**Problem description**
Review the listing and copy each line that holds the word "panel".

**Recorded data**
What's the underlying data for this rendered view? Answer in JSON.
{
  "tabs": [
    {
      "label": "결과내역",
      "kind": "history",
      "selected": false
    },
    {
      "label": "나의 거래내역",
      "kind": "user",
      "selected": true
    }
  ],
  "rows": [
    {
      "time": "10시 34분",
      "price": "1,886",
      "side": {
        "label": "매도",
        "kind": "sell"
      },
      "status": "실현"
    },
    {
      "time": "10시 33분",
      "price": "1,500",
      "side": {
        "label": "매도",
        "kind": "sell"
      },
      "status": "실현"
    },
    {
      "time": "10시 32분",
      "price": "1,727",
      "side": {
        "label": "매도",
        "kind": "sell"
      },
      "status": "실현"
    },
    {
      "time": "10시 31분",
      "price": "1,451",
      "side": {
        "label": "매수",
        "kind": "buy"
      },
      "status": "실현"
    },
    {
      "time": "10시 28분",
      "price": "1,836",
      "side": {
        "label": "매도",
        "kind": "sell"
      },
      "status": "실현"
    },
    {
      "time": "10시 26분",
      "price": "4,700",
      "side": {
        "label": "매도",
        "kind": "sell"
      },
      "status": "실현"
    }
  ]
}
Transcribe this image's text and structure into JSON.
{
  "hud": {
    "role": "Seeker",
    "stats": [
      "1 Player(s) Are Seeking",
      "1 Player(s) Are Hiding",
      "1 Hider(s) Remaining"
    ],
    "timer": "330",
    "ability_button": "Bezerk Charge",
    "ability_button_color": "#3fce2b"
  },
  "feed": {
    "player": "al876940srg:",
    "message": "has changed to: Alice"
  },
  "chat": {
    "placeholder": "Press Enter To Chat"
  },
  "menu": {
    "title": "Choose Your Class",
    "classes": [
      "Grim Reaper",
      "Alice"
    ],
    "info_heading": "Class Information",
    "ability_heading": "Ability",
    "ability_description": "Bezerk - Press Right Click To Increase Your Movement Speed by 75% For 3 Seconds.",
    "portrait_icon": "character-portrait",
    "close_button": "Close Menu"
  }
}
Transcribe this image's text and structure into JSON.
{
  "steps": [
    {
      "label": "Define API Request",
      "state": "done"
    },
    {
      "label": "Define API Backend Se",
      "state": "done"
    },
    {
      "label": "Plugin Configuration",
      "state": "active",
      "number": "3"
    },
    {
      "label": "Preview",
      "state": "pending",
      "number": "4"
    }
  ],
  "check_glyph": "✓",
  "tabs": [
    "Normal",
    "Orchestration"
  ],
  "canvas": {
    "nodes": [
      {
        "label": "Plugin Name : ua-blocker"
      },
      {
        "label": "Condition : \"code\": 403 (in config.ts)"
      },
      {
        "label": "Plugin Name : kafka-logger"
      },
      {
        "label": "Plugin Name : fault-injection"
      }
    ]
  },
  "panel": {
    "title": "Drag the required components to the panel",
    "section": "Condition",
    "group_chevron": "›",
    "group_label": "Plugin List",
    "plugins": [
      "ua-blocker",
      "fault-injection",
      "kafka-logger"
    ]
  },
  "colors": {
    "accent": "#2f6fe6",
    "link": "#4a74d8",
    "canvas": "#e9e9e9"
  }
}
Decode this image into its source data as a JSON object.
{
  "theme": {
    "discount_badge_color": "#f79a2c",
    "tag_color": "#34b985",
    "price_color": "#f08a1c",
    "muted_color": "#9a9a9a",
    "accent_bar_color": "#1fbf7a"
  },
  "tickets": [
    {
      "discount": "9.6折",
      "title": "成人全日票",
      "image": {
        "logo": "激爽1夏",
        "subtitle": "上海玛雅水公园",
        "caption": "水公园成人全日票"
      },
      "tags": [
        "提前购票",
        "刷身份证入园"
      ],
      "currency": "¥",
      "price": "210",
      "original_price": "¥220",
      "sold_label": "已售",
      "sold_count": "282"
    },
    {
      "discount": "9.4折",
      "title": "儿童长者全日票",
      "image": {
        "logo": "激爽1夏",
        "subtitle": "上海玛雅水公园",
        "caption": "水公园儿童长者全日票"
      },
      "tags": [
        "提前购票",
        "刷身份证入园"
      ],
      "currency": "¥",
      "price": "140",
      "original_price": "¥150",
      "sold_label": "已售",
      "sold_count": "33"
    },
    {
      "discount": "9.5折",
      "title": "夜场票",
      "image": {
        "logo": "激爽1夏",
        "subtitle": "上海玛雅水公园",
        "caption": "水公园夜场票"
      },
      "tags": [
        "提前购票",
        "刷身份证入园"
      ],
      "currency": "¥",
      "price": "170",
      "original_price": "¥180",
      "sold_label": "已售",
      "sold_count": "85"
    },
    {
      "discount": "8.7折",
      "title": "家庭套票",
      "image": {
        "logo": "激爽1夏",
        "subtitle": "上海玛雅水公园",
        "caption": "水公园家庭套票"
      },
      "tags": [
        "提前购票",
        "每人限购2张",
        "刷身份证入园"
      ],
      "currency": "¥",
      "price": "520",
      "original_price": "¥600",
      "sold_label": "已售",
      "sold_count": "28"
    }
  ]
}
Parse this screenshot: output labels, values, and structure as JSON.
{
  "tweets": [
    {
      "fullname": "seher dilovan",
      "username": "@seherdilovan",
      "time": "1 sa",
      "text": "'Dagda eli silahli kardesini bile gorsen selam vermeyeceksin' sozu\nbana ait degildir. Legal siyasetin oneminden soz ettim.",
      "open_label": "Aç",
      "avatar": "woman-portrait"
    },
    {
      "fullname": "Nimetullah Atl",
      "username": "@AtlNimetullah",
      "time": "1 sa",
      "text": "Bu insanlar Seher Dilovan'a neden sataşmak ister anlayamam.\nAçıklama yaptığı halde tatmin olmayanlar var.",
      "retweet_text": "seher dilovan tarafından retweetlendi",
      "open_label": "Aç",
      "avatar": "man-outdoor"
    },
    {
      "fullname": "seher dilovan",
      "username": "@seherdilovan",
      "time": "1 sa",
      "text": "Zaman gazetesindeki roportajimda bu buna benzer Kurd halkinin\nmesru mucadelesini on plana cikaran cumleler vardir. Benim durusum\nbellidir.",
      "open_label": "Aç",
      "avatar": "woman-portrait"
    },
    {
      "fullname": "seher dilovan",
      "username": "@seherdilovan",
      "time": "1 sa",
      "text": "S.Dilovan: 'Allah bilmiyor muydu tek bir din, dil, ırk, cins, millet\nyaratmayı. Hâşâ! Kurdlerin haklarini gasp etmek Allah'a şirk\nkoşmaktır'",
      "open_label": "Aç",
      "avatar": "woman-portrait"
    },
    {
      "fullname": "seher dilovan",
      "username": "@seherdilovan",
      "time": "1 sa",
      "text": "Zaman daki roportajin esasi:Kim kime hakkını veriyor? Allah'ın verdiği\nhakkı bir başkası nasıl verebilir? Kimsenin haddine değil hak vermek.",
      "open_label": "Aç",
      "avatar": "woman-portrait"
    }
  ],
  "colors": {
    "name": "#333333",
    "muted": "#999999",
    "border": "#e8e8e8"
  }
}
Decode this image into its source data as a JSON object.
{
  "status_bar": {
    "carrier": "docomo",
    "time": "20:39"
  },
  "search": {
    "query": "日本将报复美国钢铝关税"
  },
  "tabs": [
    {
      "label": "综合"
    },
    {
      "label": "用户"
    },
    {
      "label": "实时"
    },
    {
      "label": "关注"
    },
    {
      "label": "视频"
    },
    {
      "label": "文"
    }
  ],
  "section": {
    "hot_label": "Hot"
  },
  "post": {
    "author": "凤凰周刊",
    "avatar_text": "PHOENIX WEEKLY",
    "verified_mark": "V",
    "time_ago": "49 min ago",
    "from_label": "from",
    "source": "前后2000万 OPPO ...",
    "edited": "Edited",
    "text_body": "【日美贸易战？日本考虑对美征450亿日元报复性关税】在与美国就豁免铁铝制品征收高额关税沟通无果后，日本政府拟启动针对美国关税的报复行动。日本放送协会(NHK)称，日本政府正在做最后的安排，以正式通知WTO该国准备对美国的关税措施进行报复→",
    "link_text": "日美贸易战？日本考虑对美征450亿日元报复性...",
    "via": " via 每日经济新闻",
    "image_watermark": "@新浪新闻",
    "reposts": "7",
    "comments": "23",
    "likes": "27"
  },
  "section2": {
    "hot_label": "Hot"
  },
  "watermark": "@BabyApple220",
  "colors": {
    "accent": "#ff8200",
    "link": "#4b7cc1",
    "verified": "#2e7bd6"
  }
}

**Response to this exercise**
  "panel": {
    "title": "Drag the required components to the panel",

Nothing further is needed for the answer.